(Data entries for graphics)
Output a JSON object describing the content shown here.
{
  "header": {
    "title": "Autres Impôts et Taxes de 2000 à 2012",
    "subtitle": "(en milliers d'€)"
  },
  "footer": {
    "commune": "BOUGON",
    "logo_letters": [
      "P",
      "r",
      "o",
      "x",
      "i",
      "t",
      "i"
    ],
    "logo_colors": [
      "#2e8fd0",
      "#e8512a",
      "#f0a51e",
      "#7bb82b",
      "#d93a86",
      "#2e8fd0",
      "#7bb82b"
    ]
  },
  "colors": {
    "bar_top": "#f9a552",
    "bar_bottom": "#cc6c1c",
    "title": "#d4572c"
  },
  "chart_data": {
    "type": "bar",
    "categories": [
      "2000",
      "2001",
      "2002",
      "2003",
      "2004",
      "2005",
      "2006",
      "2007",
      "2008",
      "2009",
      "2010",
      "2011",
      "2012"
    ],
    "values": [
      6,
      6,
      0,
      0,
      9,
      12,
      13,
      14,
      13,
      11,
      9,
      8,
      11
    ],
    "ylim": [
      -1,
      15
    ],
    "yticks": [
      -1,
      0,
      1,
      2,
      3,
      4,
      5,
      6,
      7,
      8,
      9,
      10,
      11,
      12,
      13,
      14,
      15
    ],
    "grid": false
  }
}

• [Job]: Write out the full set of records exactly as given.

• [Written answer]:
Output a JSON object describing the content shown here.
{
  "header": {
    "title": "Autres Impôts et Taxes de 2000 à 2012",
    "subtitle": "(en milliers d'€)"
  },
  "footer": {
    "commune": "BOUGON",
    "logo_letters": [
      "P",
      "r",
      "o",
      "x",
      "i",
      "t",
      "i"
    ],
    "logo_colors": [
      "#2e8fd0",
      "#e8512a",
      "#f0a51e",
      "#7bb82b",
      "#d93a86",
      "#2e8fd0",
      "#7bb82b"
    ]
  },
  "colors": {
    "bar_top": "#f9a552",
    "bar_bottom": "#cc6c1c",
    "title": "#d4572c"
  },
  "chart_data": {
    "type": "bar",
    "categories": [
      "2000",
      "2001",
      "2002",
      "2003",
      "2004",
      "2005",
      "2006",
      "2007",
      "2008",
      "2009",
      "2010",
      "2011",
      "2012"
    ],
    "values": [
      6,
      6,
      0,
      0,
      9,
      12,
      13,
      14,
      13,
      11,
      9,
      8,
      11
    ],
    "ylim": [
      -1,
      15
    ],
    "yticks": [
      -1,
      0,
      1,
      2,
      3,
      4,
      5,
      6,
      7,
      8,
      9,
      10,
      11,
      12,
      13,
      14,
      15
    ],
    "grid": false
  }
}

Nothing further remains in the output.